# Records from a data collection
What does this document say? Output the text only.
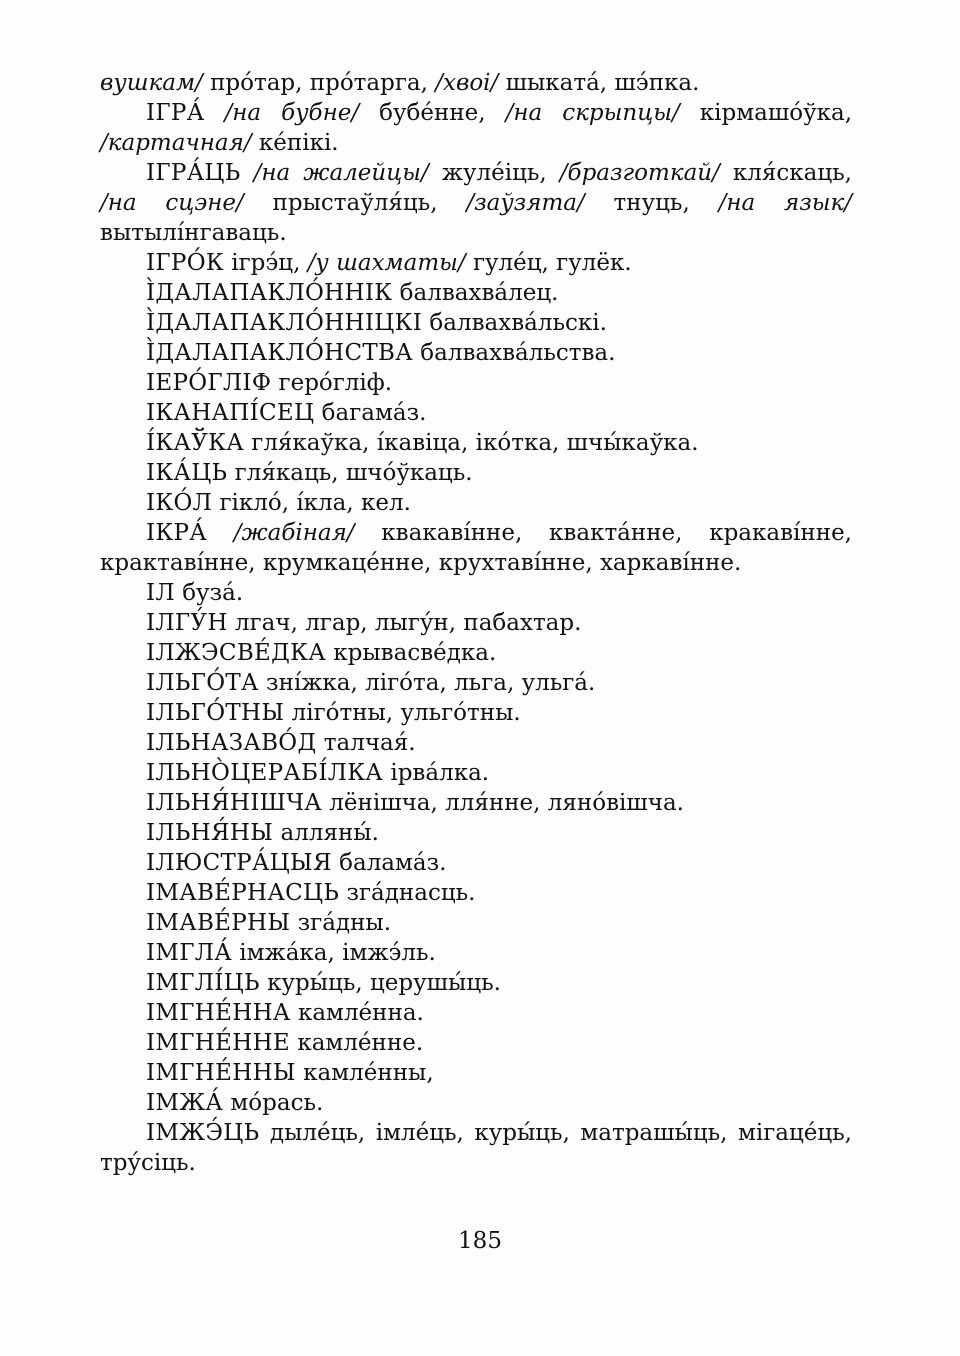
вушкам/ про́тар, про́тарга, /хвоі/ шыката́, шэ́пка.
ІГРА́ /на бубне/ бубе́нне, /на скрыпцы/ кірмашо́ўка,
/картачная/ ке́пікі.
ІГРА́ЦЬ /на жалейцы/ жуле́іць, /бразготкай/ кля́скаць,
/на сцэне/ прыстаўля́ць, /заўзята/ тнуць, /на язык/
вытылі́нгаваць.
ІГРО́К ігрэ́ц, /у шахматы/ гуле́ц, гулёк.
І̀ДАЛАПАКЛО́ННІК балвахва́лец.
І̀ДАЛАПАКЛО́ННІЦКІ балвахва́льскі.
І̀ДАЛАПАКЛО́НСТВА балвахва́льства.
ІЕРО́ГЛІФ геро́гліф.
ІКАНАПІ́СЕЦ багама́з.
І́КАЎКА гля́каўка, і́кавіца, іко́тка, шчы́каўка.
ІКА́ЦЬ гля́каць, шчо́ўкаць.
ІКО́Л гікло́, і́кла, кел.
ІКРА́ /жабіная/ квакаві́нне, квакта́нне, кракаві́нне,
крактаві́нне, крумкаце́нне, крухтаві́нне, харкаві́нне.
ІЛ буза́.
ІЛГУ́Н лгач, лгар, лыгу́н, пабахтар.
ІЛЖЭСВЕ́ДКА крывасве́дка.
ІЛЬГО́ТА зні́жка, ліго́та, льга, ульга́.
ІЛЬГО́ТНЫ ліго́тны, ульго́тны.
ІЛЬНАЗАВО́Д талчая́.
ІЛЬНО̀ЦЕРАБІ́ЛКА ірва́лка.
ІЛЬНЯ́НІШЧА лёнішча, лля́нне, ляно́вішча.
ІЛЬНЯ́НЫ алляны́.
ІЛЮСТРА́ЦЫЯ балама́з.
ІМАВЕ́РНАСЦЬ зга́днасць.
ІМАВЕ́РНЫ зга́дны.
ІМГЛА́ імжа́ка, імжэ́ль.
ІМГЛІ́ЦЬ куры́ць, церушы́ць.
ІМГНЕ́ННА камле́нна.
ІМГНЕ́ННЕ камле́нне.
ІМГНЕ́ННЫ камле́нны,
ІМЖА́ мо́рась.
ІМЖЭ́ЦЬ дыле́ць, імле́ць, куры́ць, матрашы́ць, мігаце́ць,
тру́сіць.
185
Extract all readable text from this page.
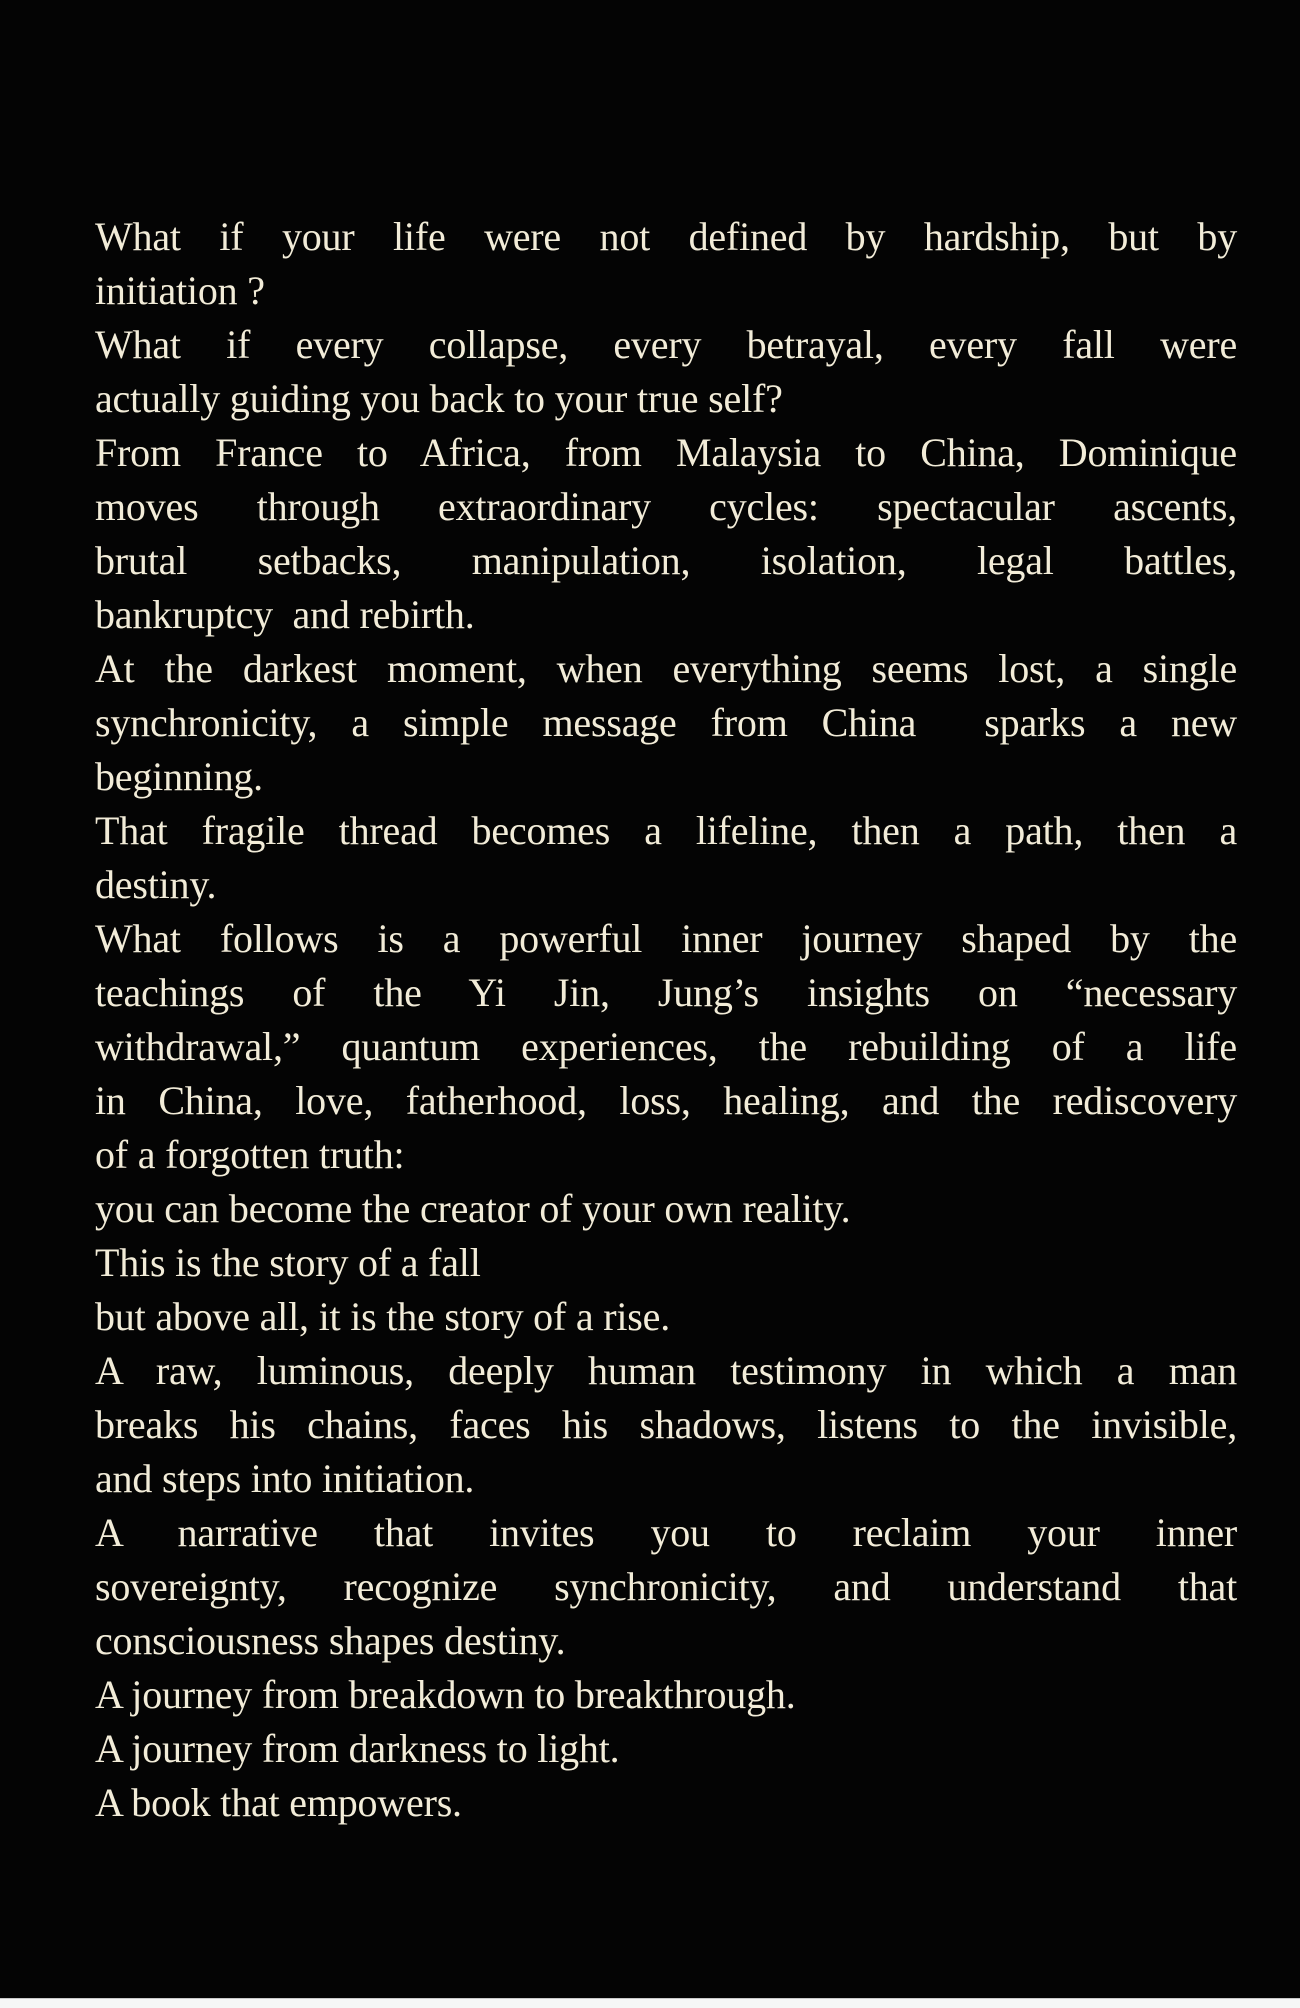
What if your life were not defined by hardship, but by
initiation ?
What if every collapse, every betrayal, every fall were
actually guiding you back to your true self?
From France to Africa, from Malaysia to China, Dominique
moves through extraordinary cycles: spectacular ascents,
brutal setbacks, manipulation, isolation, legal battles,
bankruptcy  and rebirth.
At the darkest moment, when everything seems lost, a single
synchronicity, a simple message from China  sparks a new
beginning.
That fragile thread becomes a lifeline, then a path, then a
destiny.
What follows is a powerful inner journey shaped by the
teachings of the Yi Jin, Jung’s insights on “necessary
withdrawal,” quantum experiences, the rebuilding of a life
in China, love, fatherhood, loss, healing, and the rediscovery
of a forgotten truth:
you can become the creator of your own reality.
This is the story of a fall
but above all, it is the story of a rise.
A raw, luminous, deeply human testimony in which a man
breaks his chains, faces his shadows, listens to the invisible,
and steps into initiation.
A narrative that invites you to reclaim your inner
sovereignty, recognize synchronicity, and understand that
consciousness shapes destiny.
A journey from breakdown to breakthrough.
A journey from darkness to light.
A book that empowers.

# Aim of the exercise
All lines that include "куры" are to be gathered and copied.

# Finished exercise
ІМГЛІ́ЦЬ куры́ць, церушы́ць.
ІМЖЭ́ЦЬ дыле́ць, імле́ць, куры́ць, матрашы́ць, мігаце́ць,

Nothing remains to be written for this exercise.